Data entries:
START
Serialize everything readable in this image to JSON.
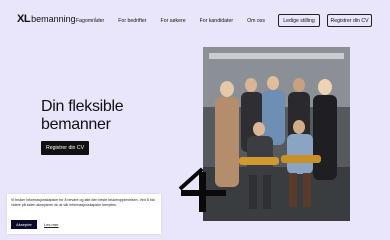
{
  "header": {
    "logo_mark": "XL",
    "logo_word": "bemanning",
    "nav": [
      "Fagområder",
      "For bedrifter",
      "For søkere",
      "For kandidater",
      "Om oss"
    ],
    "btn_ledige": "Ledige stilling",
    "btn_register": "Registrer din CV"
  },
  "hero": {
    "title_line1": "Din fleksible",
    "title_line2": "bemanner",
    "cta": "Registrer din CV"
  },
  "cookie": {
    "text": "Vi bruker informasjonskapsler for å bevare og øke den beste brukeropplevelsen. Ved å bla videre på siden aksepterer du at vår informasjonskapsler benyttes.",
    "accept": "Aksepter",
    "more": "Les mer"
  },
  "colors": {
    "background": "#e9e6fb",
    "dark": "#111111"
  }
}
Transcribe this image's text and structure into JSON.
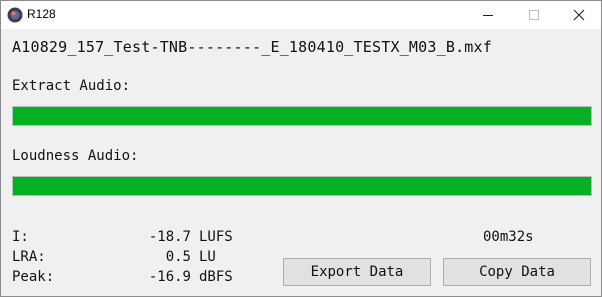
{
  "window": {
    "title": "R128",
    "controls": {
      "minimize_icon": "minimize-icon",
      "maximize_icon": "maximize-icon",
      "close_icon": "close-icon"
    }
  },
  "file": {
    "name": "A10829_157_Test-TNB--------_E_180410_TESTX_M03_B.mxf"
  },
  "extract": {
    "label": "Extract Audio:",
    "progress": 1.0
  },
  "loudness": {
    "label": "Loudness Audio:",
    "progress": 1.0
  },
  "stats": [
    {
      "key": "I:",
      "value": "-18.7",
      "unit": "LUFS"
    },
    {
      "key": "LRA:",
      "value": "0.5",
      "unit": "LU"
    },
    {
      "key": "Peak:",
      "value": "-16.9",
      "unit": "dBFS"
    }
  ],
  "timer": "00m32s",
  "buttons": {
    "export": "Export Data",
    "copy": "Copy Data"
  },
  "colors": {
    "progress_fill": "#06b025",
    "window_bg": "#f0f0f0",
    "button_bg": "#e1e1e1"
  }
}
END
START
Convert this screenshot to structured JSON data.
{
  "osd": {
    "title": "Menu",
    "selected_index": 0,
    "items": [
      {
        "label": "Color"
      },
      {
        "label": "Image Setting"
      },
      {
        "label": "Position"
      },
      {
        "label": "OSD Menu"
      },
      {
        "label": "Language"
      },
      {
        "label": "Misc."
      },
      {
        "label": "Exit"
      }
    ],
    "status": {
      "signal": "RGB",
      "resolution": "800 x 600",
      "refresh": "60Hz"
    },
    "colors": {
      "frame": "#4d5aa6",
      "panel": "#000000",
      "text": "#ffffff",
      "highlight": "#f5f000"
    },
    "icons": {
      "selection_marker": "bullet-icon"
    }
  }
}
END
Copy out every line holding the string "this".

◆ **ANSWER TO THE PROBLEM**:
Serialize everything readable in this image to JSON.
Transcribe this image's text and structure into JSON.
Convert this screenshot to structured JSON data.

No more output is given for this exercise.